** SHORT EXERCISE **
The records below should be written out again, exactly.

(Collection entries)
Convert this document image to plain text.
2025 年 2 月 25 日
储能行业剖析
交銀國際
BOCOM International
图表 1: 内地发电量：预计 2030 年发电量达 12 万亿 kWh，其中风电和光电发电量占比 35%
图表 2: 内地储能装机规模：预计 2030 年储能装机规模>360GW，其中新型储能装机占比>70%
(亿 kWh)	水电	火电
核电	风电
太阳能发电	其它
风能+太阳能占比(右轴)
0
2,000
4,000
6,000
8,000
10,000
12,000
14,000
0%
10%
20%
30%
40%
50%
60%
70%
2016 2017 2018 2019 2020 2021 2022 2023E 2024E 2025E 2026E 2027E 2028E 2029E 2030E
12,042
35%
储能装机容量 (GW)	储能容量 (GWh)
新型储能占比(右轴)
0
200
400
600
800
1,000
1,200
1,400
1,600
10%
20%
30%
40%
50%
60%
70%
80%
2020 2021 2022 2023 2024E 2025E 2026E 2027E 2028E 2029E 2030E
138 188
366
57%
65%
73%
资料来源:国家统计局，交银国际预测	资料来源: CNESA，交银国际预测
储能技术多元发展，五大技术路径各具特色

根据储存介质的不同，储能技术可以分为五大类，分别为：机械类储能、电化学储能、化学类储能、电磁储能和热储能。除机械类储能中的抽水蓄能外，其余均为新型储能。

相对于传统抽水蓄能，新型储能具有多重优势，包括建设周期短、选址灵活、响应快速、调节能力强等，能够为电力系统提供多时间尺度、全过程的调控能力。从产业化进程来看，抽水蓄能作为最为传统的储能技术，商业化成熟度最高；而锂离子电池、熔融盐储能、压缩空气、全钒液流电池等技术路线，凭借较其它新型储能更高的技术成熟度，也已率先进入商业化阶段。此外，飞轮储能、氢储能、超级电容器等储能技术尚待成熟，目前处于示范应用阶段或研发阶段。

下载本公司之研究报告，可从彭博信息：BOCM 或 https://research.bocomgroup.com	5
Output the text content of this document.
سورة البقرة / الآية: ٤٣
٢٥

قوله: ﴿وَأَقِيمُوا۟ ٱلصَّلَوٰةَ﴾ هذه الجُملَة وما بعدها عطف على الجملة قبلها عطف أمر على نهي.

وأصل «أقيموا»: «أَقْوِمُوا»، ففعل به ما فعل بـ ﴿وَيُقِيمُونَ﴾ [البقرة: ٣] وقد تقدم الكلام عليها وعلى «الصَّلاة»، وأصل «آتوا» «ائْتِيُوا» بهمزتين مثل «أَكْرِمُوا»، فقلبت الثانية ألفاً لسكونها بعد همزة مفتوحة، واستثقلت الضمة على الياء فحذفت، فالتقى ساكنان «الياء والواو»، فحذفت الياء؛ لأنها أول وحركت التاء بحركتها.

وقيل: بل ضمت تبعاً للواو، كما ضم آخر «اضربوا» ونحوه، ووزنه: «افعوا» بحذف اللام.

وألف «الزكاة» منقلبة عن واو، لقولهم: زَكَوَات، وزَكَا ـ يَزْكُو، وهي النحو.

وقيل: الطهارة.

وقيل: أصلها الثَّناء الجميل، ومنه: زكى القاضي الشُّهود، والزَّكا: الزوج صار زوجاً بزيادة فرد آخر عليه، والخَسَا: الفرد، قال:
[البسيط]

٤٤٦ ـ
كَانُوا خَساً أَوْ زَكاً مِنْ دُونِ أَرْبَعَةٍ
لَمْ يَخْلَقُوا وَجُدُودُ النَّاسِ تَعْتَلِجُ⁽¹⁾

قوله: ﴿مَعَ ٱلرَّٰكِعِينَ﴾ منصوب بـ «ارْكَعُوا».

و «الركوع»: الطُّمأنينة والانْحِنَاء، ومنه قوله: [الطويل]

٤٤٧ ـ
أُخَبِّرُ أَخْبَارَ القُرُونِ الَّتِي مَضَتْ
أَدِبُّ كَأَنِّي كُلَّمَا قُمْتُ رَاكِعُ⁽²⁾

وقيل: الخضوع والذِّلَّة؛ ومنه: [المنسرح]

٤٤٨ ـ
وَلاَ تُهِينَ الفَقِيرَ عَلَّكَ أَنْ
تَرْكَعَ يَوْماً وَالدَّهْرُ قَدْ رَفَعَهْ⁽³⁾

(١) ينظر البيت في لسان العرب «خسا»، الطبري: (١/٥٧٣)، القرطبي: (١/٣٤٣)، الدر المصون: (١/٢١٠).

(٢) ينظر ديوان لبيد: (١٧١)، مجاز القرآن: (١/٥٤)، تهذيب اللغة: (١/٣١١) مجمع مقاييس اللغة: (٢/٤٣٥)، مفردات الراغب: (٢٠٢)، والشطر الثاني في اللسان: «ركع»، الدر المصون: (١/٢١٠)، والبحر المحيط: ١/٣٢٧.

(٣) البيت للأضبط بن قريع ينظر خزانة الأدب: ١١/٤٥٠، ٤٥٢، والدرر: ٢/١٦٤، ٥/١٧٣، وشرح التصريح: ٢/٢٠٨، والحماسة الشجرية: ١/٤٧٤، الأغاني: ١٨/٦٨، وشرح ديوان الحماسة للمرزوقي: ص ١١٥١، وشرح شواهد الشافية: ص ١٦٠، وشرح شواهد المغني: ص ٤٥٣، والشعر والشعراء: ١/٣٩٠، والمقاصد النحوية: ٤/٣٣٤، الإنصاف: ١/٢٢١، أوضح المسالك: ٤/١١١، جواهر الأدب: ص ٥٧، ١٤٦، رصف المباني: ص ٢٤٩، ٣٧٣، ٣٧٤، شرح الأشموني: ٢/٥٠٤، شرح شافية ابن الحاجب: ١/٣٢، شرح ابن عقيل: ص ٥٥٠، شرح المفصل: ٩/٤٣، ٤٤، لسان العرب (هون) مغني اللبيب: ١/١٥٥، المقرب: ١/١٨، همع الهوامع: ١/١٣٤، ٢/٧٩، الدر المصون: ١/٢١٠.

** PROBLEM SOLUTION **
Convert this document image to plain text.
2025 年 2 月 25 日
储能行业剖析
交銀國際
BOCOM International
图表 1: 内地发电量：预计 2030 年发电量达 12 万亿 kWh，其中风电和光电发电量占比 35%
图表 2: 内地储能装机规模：预计 2030 年储能装机规模>360GW，其中新型储能装机占比>70%
(亿 kWh)	水电	火电
核电	风电
太阳能发电	其它
风能+太阳能占比(右轴)
0
2,000
4,000
6,000
8,000
10,000
12,000
14,000
0%
10%
20%
30%
40%
50%
60%
70%
2016 2017 2018 2019 2020 2021 2022 2023E 2024E 2025E 2026E 2027E 2028E 2029E 2030E
12,042
35%
储能装机容量 (GW)	储能容量 (GWh)
新型储能占比(右轴)
0
200
400
600
800
1,000
1,200
1,400
1,600
10%
20%
30%
40%
50%
60%
70%
80%
2020 2021 2022 2023 2024E 2025E 2026E 2027E 2028E 2029E 2030E
138 188
366
57%
65%
73%
资料来源:国家统计局，交银国际预测	资料来源: CNESA，交银国际预测
储能技术多元发展，五大技术路径各具特色

根据储存介质的不同，储能技术可以分为五大类，分别为：机械类储能、电化学储能、化学类储能、电磁储能和热储能。除机械类储能中的抽水蓄能外，其余均为新型储能。

相对于传统抽水蓄能，新型储能具有多重优势，包括建设周期短、选址灵活、响应快速、调节能力强等，能够为电力系统提供多时间尺度、全过程的调控能力。从产业化进程来看，抽水蓄能作为最为传统的储能技术，商业化成熟度最高；而锂离子电池、熔融盐储能、压缩空气、全钒液流电池等技术路线，凭借较其它新型储能更高的技术成熟度，也已率先进入商业化阶段。此外，飞轮储能、氢储能、超级电容器等储能技术尚待成熟，目前处于示范应用阶段或研发阶段。

下载本公司之研究报告，可从彭博信息：BOCM 或 https://research.bocomgroup.com	5
Output the text content of this document.
سورة البقرة / الآية: ٤٣
٢٥

قوله: ﴿وَأَقِيمُوا۟ ٱلصَّلَوٰةَ﴾ هذه الجُملَة وما بعدها عطف على الجملة قبلها عطف أمر على نهي.

وأصل «أقيموا»: «أَقْوِمُوا»، ففعل به ما فعل بـ ﴿وَيُقِيمُونَ﴾ [البقرة: ٣] وقد تقدم الكلام عليها وعلى «الصَّلاة»، وأصل «آتوا» «ائْتِيُوا» بهمزتين مثل «أَكْرِمُوا»، فقلبت الثانية ألفاً لسكونها بعد همزة مفتوحة، واستثقلت الضمة على الياء فحذفت، فالتقى ساكنان «الياء والواو»، فحذفت الياء؛ لأنها أول وحركت التاء بحركتها.

وقيل: بل ضمت تبعاً للواو، كما ضم آخر «اضربوا» ونحوه، ووزنه: «افعوا» بحذف اللام.

وألف «الزكاة» منقلبة عن واو، لقولهم: زَكَوَات، وزَكَا ـ يَزْكُو، وهي النحو.

وقيل: الطهارة.

وقيل: أصلها الثَّناء الجميل، ومنه: زكى القاضي الشُّهود، والزَّكا: الزوج صار زوجاً بزيادة فرد آخر عليه، والخَسَا: الفرد، قال:
[البسيط]

٤٤٦ ـ
كَانُوا خَساً أَوْ زَكاً مِنْ دُونِ أَرْبَعَةٍ
لَمْ يَخْلَقُوا وَجُدُودُ النَّاسِ تَعْتَلِجُ⁽¹⁾

قوله: ﴿مَعَ ٱلرَّٰكِعِينَ﴾ منصوب بـ «ارْكَعُوا».

و «الركوع»: الطُّمأنينة والانْحِنَاء، ومنه قوله: [الطويل]

٤٤٧ ـ
أُخَبِّرُ أَخْبَارَ القُرُونِ الَّتِي مَضَتْ
أَدِبُّ كَأَنِّي كُلَّمَا قُمْتُ رَاكِعُ⁽²⁾

وقيل: الخضوع والذِّلَّة؛ ومنه: [المنسرح]

٤٤٨ ـ
وَلاَ تُهِينَ الفَقِيرَ عَلَّكَ أَنْ
تَرْكَعَ يَوْماً وَالدَّهْرُ قَدْ رَفَعَهْ⁽³⁾

(١) ينظر البيت في لسان العرب «خسا»، الطبري: (١/٥٧٣)، القرطبي: (١/٣٤٣)، الدر المصون: (١/٢١٠).

(٢) ينظر ديوان لبيد: (١٧١)، مجاز القرآن: (١/٥٤)، تهذيب اللغة: (١/٣١١) مجمع مقاييس اللغة: (٢/٤٣٥)، مفردات الراغب: (٢٠٢)، والشطر الثاني في اللسان: «ركع»، الدر المصون: (١/٢١٠)، والبحر المحيط: ١/٣٢٧.

(٣) البيت للأضبط بن قريع ينظر خزانة الأدب: ١١/٤٥٠، ٤٥٢، والدرر: ٢/١٦٤، ٥/١٧٣، وشرح التصريح: ٢/٢٠٨، والحماسة الشجرية: ١/٤٧٤، الأغاني: ١٨/٦٨، وشرح ديوان الحماسة للمرزوقي: ص ١١٥١، وشرح شواهد الشافية: ص ١٦٠، وشرح شواهد المغني: ص ٤٥٣، والشعر والشعراء: ١/٣٩٠، والمقاصد النحوية: ٤/٣٣٤، الإنصاف: ١/٢٢١، أوضح المسالك: ٤/١١١، جواهر الأدب: ص ٥٧، ١٤٦، رصف المباني: ص ٢٤٩، ٣٧٣، ٣٧٤، شرح الأشموني: ٢/٥٠٤، شرح شافية ابن الحاجب: ١/٣٢، شرح ابن عقيل: ص ٥٥٠، شرح المفصل: ٩/٤٣، ٤٤، لسان العرب (هون) مغني اللبيب: ١/١٥٥، المقرب: ١/١٨، همع الهوامع: ١/١٣٤، ٢/٧٩، الدر المصون: ١/٢١٠.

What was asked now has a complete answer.